READING TEXT>

All black and brown, and covered with hair!
Oh, come, they said, oh come to the fair!
The fair? Said he, but I'm a bear!
All black, and brown, and covered with hair!

(from) The Bear and the Maiden Fair George R. R. Martin

Basic Information

A large heavy mammal with shaggy fur and a small tail.

Omnivores, although like most omnivores bears tend to prefer meat and are well equipped to acquire it being armed with powerful teeth and claws. Aggression varies by breed - some are active hunters whilst others will only attack humans if ill, starving or threatened. Most climb and swim very effectively making them hard to escape if they do decide to attack and bears are also famously hard to kill - thus the origin of the phrase "loaded for bear", meaning extremely heavily armed1. In many ecosystems bears will fill the top predator niche … where they don't it's usually because they aren't around or the representative species is fairly small.

When not actively hunting, bears are also happy to scavenge and otherwise pick up anything they find and consider edible - which can include breaking into bins and garbage dumps in search of food and raiding stored food in human communities. Those living in bear country without strongly built shelter are often advised to store food in an outbuilding, or in a bag suspended from a nearby tree to avoid bears breaking into their cabins and tents - and even those protected by bricks and concrete are reminded that a bear is quite capable of breaching most standard external doors if sufficiently motivated.

Bears, it seems, have had such an impact on humanity's collective conscience that they get a "Fair Folk" treatment - the word "bear" essentially derives from a root meaning "brown one" and its Slavic congnate medved means "honey eater" … expressions of a taboo against naming something so dangerous directly. Apparently the actual word our ancestors used to denote a bear (or at least an Indo-European root word for bear) was *h₂ŕ̥tḱos2 - and that appears directly related to the Indo-european word for destruction.

When successful in surviving bear attack, it is worth noting that bear meat can be extremely good eating if correctly prepared, but is easy to cook badly and spoils quickly, leading to a great variety of experiences.

Types of Bear

"That RPG" also introduced the Owlbear … which may or may not qualify as a bear … and RuneQuest had the Jack O'bear, which probably doesn't either. Bear-dogs, despite the name, are not bears (or dogs come to think of it) and much the same goes for the majority of bugbears.


1. full source reference

Game and Story Use

  • A bear encountered in the wild is a great opportunity for the PC Ranger, Druid or Woodsman types to get a moment in the spotlight.
    • A roll of Animal Handling or Survival will determine the animal's intent, and really good roll will prevent any troubles.
    • A failed roll could lead to a fearsome encounter, but the GM should take care to never punish the player for taking the less combat-oriented skill package. Even on a critical failure, it probably shouldn't result in anything much worse than what would have happened if none of the PCs had the appropriate skill in the first place.
  • A person whose job is to care, tend to, or train a bear to perform is known as a Bearherd or Bear-Ward. I'm not making this up.
  • Bears are also buggers for interrupting telephone calls - the number of times I've had someone tell me they have to put me on hold because there is a bear with them…
  • Often hunted for their asses, especially in cRPG fetch-quests.
  • Cannot be caught with cheese - not even Camembert.

EXERCISE INSTRUCTIONS> Condense the paragraph beginning "When not actively hunting" from the bear article above into a short bulleted list that keeps its main facts.

SUPPLIED ENTRIES>
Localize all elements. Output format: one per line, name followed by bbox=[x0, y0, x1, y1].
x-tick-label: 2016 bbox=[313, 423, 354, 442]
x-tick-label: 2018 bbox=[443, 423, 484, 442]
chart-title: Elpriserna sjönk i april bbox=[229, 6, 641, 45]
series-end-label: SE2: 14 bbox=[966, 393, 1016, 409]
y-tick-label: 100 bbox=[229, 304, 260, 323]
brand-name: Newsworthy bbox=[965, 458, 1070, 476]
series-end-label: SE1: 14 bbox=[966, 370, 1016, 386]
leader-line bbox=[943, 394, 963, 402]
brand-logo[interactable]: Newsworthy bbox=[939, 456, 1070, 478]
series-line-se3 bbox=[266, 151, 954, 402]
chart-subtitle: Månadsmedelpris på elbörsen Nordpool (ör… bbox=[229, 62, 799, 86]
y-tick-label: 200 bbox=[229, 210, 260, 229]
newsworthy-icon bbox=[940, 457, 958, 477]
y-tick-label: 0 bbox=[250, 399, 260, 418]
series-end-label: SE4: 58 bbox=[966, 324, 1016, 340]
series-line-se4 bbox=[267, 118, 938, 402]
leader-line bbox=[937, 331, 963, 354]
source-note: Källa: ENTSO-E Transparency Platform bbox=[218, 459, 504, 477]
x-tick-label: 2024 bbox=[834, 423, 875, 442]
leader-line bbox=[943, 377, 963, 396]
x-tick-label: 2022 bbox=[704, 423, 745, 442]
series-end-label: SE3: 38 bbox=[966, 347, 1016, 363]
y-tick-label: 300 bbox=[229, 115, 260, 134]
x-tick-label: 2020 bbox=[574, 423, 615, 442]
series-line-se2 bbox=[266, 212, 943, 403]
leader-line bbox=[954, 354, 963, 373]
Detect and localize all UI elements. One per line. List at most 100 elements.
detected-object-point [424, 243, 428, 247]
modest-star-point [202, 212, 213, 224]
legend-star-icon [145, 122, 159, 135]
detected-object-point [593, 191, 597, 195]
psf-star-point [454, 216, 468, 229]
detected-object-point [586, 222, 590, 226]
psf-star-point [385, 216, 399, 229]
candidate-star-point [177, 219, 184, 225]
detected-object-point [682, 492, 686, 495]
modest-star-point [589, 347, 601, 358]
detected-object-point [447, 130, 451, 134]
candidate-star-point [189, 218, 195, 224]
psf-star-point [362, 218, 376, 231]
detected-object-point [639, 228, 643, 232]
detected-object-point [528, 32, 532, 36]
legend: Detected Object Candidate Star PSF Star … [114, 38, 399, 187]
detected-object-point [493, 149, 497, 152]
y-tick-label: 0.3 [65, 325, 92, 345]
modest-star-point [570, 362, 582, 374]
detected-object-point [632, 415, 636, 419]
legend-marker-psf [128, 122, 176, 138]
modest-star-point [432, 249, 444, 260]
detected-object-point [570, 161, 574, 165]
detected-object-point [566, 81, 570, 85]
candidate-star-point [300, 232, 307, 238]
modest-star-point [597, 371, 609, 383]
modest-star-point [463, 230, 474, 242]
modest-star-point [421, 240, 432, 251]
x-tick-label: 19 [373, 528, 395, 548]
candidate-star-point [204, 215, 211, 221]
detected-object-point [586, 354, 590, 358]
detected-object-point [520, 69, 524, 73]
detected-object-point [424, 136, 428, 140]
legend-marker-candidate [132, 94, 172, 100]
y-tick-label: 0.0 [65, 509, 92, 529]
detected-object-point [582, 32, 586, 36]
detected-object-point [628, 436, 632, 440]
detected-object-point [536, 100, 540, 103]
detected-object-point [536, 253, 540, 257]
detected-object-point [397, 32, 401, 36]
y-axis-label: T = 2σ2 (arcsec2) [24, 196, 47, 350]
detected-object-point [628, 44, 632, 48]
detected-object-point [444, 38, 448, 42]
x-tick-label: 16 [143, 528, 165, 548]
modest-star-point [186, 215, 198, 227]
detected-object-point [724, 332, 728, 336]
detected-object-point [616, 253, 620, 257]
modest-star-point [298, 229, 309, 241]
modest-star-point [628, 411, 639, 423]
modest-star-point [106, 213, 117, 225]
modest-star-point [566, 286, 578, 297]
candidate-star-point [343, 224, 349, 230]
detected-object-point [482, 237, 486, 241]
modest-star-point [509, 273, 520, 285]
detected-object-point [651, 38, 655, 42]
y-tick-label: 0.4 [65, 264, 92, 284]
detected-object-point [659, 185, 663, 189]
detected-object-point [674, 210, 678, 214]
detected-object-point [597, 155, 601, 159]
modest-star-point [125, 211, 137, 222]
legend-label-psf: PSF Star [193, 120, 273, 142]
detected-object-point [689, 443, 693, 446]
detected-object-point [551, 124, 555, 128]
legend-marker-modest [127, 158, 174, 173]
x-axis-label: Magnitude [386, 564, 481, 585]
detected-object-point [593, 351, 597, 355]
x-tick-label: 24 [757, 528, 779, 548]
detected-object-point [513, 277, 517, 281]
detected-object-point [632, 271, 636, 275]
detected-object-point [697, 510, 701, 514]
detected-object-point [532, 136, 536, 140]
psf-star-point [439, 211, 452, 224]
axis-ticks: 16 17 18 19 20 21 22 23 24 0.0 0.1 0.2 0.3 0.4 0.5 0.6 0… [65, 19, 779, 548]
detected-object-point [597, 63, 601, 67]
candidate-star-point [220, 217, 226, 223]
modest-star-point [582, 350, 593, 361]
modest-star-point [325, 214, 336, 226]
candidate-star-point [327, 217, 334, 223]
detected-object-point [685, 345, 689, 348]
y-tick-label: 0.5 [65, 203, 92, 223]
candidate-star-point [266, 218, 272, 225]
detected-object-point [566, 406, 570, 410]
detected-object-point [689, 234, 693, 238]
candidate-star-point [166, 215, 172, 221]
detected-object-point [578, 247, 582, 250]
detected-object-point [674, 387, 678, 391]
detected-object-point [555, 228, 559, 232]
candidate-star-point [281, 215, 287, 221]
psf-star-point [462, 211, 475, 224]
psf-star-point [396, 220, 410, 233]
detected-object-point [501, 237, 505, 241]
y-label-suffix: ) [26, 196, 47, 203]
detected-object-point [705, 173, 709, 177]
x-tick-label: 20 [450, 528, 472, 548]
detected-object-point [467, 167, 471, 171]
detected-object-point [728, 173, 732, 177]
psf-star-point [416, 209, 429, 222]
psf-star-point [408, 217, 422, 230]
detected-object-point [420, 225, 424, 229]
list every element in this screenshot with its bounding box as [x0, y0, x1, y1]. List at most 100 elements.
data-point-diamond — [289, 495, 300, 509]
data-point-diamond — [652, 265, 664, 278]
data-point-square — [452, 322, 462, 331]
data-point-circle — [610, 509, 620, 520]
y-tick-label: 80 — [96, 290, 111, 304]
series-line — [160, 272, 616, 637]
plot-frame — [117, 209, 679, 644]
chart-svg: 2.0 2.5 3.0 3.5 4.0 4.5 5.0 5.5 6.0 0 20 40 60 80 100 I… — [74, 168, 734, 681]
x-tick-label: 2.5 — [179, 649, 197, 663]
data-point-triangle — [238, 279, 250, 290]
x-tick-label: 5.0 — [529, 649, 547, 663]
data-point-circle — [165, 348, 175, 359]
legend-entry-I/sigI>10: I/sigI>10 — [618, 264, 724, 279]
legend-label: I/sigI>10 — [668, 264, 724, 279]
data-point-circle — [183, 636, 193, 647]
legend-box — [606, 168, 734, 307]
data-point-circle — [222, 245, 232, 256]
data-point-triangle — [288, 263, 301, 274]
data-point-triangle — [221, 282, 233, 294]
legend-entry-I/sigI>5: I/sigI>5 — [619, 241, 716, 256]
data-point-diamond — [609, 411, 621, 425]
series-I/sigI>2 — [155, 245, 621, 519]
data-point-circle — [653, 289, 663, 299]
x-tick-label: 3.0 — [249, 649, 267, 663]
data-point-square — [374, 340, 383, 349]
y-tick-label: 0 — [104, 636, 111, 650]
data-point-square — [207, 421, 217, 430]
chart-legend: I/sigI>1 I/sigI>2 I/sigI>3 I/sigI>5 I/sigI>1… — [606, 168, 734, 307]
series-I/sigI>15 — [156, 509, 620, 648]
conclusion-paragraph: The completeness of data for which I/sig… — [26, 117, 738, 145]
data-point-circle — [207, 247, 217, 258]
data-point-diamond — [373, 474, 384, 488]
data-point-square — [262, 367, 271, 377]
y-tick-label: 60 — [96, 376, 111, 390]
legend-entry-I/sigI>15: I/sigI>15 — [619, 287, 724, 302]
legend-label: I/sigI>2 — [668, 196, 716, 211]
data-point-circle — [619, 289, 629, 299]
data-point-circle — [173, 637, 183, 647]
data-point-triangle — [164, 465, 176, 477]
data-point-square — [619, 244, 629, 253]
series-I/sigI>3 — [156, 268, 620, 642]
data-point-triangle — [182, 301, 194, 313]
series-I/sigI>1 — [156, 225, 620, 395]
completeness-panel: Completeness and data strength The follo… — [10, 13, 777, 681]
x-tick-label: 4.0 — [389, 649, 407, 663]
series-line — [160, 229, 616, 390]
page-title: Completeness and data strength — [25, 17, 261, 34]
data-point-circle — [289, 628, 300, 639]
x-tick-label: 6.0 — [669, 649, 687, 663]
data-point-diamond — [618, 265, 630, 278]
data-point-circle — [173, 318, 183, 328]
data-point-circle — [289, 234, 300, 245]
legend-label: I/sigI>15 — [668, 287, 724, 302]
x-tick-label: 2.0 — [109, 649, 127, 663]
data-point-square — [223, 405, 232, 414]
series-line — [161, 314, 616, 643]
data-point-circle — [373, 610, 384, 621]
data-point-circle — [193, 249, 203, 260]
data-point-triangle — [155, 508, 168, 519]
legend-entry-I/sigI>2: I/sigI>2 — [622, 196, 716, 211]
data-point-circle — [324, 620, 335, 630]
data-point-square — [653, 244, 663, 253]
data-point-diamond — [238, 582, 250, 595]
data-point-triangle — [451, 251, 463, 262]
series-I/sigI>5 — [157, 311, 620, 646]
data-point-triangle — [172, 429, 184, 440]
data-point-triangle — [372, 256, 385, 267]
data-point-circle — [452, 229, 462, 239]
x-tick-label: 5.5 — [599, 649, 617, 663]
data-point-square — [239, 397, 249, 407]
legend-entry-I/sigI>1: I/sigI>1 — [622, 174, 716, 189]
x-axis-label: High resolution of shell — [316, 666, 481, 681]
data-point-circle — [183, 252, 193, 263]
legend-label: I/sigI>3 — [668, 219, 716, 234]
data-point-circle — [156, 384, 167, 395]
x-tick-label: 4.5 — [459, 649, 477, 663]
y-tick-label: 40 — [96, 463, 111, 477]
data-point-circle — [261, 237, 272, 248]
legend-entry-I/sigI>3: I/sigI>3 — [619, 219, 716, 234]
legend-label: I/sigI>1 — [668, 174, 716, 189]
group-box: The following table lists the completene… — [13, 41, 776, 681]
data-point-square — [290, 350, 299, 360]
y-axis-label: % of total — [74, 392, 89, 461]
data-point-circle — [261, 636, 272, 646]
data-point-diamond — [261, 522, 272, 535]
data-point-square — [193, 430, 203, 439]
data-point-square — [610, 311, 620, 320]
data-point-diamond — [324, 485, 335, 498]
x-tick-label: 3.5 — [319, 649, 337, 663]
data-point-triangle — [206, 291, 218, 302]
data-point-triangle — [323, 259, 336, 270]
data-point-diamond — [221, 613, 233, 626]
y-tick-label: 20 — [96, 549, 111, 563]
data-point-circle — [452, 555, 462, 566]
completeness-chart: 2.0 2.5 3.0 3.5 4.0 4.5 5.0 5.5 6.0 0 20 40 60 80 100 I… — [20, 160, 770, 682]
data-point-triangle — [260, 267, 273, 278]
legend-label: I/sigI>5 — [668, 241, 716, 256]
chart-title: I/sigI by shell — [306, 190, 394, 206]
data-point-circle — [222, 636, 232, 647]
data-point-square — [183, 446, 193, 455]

ANSWER FOR THIS EXERCISE>
- When not hunting, bears scavenge and eat anything they find and consider edible.
- They break into bins and garbage dumps and raid stored food in human communities.
- People in bear country without strongly built shelter are often advised to keep food in an outbuilding or in a bag hung from a nearby tree, so bears don't break into cabins and tents.
- Even people in brick and concrete buildings are reminded that a motivated bear can break through most standard external doors.